__TEXTO EXTRACTADO__:
:::::
La capitulación de Japón y la asimetría de la perspectiva
Quedándose sin gasolina, con sus fábricas diezmadas y con el enemigo en Okinawa, el mando militar imperial seguía pensando que una última gran batalla salvaría la nación.
El 19 de abril de 1945, el General Hajime Sugiyama reunió a los oficiales a cargo de cada ejército de aérea y del ejército subordinado a Tokio para discutir los cuatro principios guía de la defensa de Japón. Los oficiales estaban en una sala de conferencia algo improvisada, sustituta de la sala ideal ubicada en el edificio del comando del Primer Ejército General en Ichigaya y que había sido dañada por bombardeos hace unos días.
:::::
__TAREAS__:
1. ¿En qué fecha reunió el General Hajime Sugiyama a los oficiales, según el texto sobre la capitulación de Japón?
2. Sustituye "Tokio" por "Kioto" y escribe de nuevo el pasaje del texto sobre la capitulación de Japón que comienza en las palabras "La capitulación de" y termina después de "hace unos días.".
3. Prosigue el texto sobre la capitulación de Japón a partir de su última oración.
:::::
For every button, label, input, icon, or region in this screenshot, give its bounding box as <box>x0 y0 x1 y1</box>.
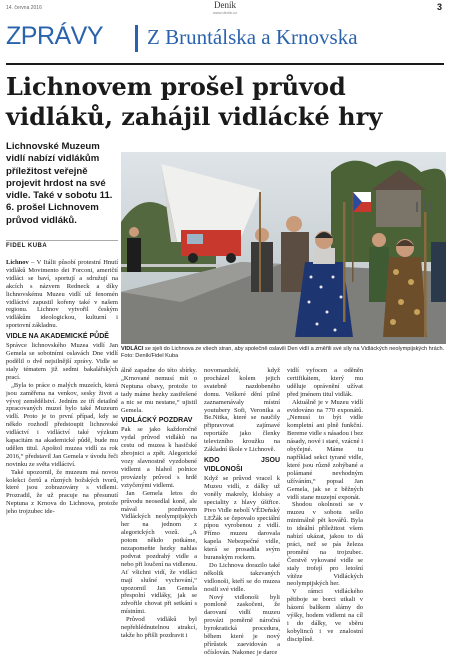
article-column-2 <box>121 367 197 663</box>
section-rule <box>6 63 444 65</box>
caption-credit: Foto: Deník/Fidel Kuba <box>121 353 179 359</box>
paragraph: V rámci vidláckého pětiboje se borci utkali v házení balíkem slámy do výšky, hodem vidlemi na cíl i do dálky, ve sběru kobylinců i ve znalostní disciplíně. <box>287 588 363 643</box>
section-divider <box>135 25 138 52</box>
masthead-brand: Deník <box>214 0 236 10</box>
paragraph: Shodou okolností se v muzeu v sobotu sešlo minimálně pět kovářů. Byla to ideální příležitost všem nabízí ukázat, jakou to dá práci, než se pás železa promění na trojzubec. Čerstvě vykované vidle se staly trofejí pro letošní vítěze Vidláckých neolympijských her. <box>287 501 363 588</box>
issue-date: 14. června 2016 <box>6 5 42 11</box>
paragraph: Také upozornil, že muzeum má novou kolekci čertů a různých božských tvorů, které jsou zobrazovány s vidlemi. Prozradil, že už pracuje na přesunutí Neptuna z Krnova do Lichnova, protože jeho trojzubec ide- <box>6 468 118 516</box>
parade-photo <box>121 152 446 344</box>
page-number: 3 <box>436 2 442 12</box>
caption-label: VIDLÁCI <box>121 346 144 352</box>
paragraph: Když se průvod vracel k Muzeu vidlí, z dálky už voněly makrely, klobásy a speciality z hlavy úštřice. Pivo Vidle nebolí VĚDeňský LEŽák se čepovalo speciální pípou vyrobenou z vidlí. Přímo muzeu darovala kapela Nebezpečné vidle, která se prosadila svým buranským rockem. <box>204 474 280 562</box>
paragraph: Aktuálně je v Muzeu vidlí evidováno na 770 exponátů. „Nemusí to být vidle kompletní ani plně funkční. Bereme vidle s násadou i bez násady, nové i staré, vzácné i obyčejné. Máme tu například sekci tyrané vidle, které jsou různě zohýbané a polámané nevhodným užíváním,“ popsal Jan Gemela, jak se z běžných vidlí stane muzejní exponát. <box>287 398 363 501</box>
paragraph: Pak se jako každoročně vydal průvod vidláků na cestu od muzea k hasičské zbrojnici a zpět. Alegorické vozy slavnostně vyzdobené vidlemi a hlahol polnice provázely průvod s hrdě vztyčenými vidlemi. <box>121 426 197 489</box>
paragraph: novomanželé, když procházel kolem jejich svatebně nazdobeného domu. Veškeré dění pilně zaznamenávaly místní youtubery Sofi, Veronika a Be.Nitka, které se naučily připravovat zajímavé reportáže jako členky televizního kroužku na Základní škole v Lichnově. <box>204 367 280 454</box>
paragraph: Nový vidlonoši byli pomloně zaskočeni, že darovaní vidlí muzeu provázi poměrně náročná byrokratická procedura, během které je nový přírůstek zaevidován a očíslován. Nakonec je darce <box>204 593 280 656</box>
dateline: Lichnov <box>6 259 29 266</box>
lead-text: Lichnovské Muzeum vidlí nabízí vidlákům příležitost veřejně projevit hrdost na své vidle. Také v sobotu 11. 6. prošel Lichnovem průvod vidláků. <box>6 141 113 226</box>
subheading: VIDLE NA AKADEMICKÉ PŮDĚ <box>6 333 109 341</box>
section-name: ZPRÁVY <box>6 22 104 50</box>
section-header <box>6 22 446 62</box>
photo-caption <box>121 346 446 360</box>
article-author: FIDEL KUBA <box>6 240 118 249</box>
article-column-3 <box>204 367 280 663</box>
article-photo <box>121 152 446 344</box>
masthead-url: www.denik.cz <box>212 10 238 15</box>
subheading: KDO JSOU VIDLONOŠI <box>204 456 280 473</box>
page-header <box>0 0 450 16</box>
caption-text: se sjeli do Lichnova ze všech stran, aby společně oslavili Den vidlí a změřili své síly na Vidláckých neolympijských hrách. <box>143 346 445 352</box>
paragraph: Lichnov – V Itálii působí protestní Hnutí vidláků Movimento dei Forconi, američtí vidláci se baví, sportují a sdružují na akcích s názvem Redneck a díky lichnovskému Muzeu vidlí už fenomén vidláctví zapustil kořeny také v našem regionu. Lichnov vytvořil českým vidlákům ideologickou, kulturní i sportovní základnu. <box>6 259 118 330</box>
article-headline: Lichnovem prošel průvod vidláků, zahájil vidlácké hry <box>6 72 383 131</box>
paragraph: Do Lichnova dorazilo také několik takzvaných vidlonoši, kteří se do muzea nosili své vidle. <box>204 561 280 593</box>
paragraph: Průvod vidláků byl nepřehlédnutelnou atrakcí, takže ho přišli pozdravit i <box>121 616 197 639</box>
article-lead <box>6 141 118 227</box>
section-subtitle: Z Bruntálska a Krnovska <box>147 25 358 49</box>
paragraph: vidlí vyfocen a oděněn certifikátem, který mu uděluje oprávnění užívat před jménem titul vidlák. <box>287 367 363 398</box>
article-column-4 <box>287 367 363 663</box>
paragraph: álně zapadne do této sbírky. „Krnované nemusí mít o Neptuna obavy, protože to tady máme hezky zastřešené a nic se mu nestane,“ ujistil Gemela. <box>121 367 197 414</box>
subheading: VIDLÁCKÝ POZDRAV <box>121 417 193 425</box>
paragraph: Správce lichnovského Muzea vidlí Jan Gemela se sobotními oslavách Dne vidlí podělil o dvě nejsilnější zprávy. Vidle se staly tématem již sedmi bakalářských prací. <box>6 342 118 381</box>
paragraph: „Byla to práce o malých muzeích, která jsou zaměřena na venkov, sesky život a vývoj zemědělství. Jedním ze tří detailně zpracovaných muzeí bylo také Muzeum vidlí. Proto je to první případ, kdy se někdo rozhodl předstoupit lichnovské vidláctví i vidláctví také výzkum kapacitám na akademické půdě, bude mu udělen titul. Apoštol muzea vidlí za rok 2016,“ představil Jan Gemela v úvodu řeči novinku ze světa vidláctví. <box>6 381 118 468</box>
paragraph: Jan Gemela letos do průvodu neosedlal koně, ale mával pozdravem Vidláckých neolympijských her na jednom z alegorických vozů. „A potom někdo potkáme, nezapomeňte hezky nahlas podvrat pozdrahý vidle a nebo při loučení na vidlenou. Ať všichni vidí, že vidláci mají slušné vychování,“ upozornil Jan Gemela přespolní vidláky, jak se zdvořile chovat při setkání s místními. <box>121 489 197 616</box>
article-column-1 <box>6 259 118 663</box>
:::::
__EN RESPUESTA__:
1. El 19 de abril de 1945.

2.
La capitulación de Japón y la asimetría de la perspectiva
Quedándose sin gasolina, con sus fábricas diezmadas y con el enemigo en Okinawa, el mando militar imperial seguía pensando que una última gran batalla salvaría la nación.
El 19 de abril de 1945, el General Hajime Sugiyama reunió a los oficiales a cargo de cada ejército de aérea y del ejército subordinado a Kioto para discutir los cuatro principios guía de la defensa de Japón. Los oficiales estaban en una sala de conferencia algo improvisada, sustituta de la sala ideal ubicada en el edificio del comando del Primer Ejército General en Ichigaya y que había sido dañada por bombardeos hace unos días.

3.
Los hombres presente en la reunión conocían bien los planos que tenían en la mesa, esta era solo una de las múltiples reuniones organizacionales para la preparación y ejecución de Ketsu-Go (Decisiva), el nombre asignado a la operación para la defensa de las islas patrias japonesas y que estaba formada por siete directivas dictadas por el Alto Mando General Imperial. Todos escucharon a Sugiyama mientras leía sus principios guía.
Primero: Seguir órdenes y mantener el sistema de mando es la única forma de cumplir con la misión del Primer Ejército General.
Segundo: Todos los oficiales y hombres deben tener en mente que completar las preparaciones operacionales es igual de importante que ganar una batalla decisiva.
Tercero: Todos los oficiales y hombres deben dar su máximo esfuerzo para aniquilar completamente el enemigo que invadirá la patria.
Cuarto: Que todos los hombres y oficiales se unan en demostrarle al enemigo la fuerza de la nación.
Sugiyama miró a los oficiales bajo su mando y les recordó que esto no era una simple defensa, era la última gloriosa lucha de preservación nacional. Las vidas de sus hombres no eran de consideración alguna, pelearían hasta que el enemigo se rindiese o no hubiese más Japón.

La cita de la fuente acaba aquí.